> [RECORDS SHOWN]
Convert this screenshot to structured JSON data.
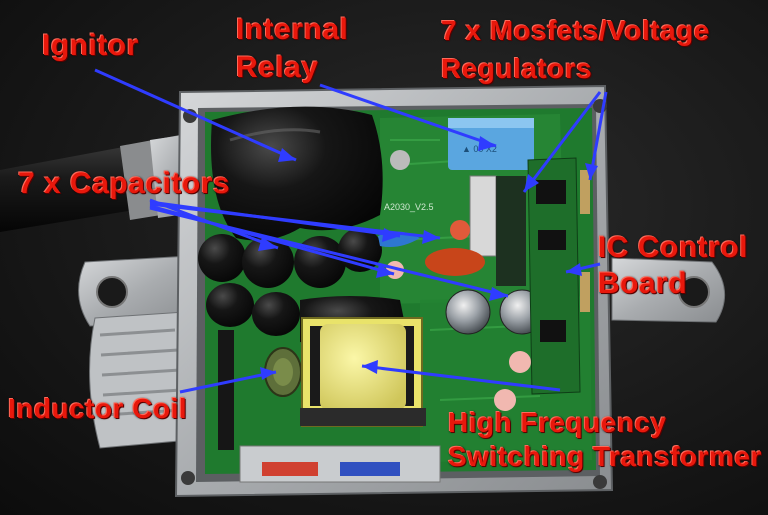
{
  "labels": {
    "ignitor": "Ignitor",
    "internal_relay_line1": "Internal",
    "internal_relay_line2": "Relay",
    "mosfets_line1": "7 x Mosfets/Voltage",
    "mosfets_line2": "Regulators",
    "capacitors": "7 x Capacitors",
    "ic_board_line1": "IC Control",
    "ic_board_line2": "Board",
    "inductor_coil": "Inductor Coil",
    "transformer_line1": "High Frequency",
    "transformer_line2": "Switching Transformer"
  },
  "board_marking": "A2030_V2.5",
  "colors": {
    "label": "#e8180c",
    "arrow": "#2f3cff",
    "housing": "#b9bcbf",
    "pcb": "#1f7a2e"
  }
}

> [WORK TO DO]
Restate the whole listing above exactly, please, omitting every image.

> [ANSWER IN FULL]
Convert this screenshot to structured JSON data.
{
  "labels": {
    "ignitor": "Ignitor",
    "internal_relay_line1": "Internal",
    "internal_relay_line2": "Relay",
    "mosfets_line1": "7 x Mosfets/Voltage",
    "mosfets_line2": "Regulators",
    "capacitors": "7 x Capacitors",
    "ic_board_line1": "IC Control",
    "ic_board_line2": "Board",
    "inductor_coil": "Inductor Coil",
    "transformer_line1": "High Frequency",
    "transformer_line2": "Switching Transformer"
  },
  "board_marking": "A2030_V2.5",
  "colors": {
    "label": "#e8180c",
    "arrow": "#2f3cff",
    "housing": "#b9bcbf",
    "pcb": "#1f7a2e"
  }
}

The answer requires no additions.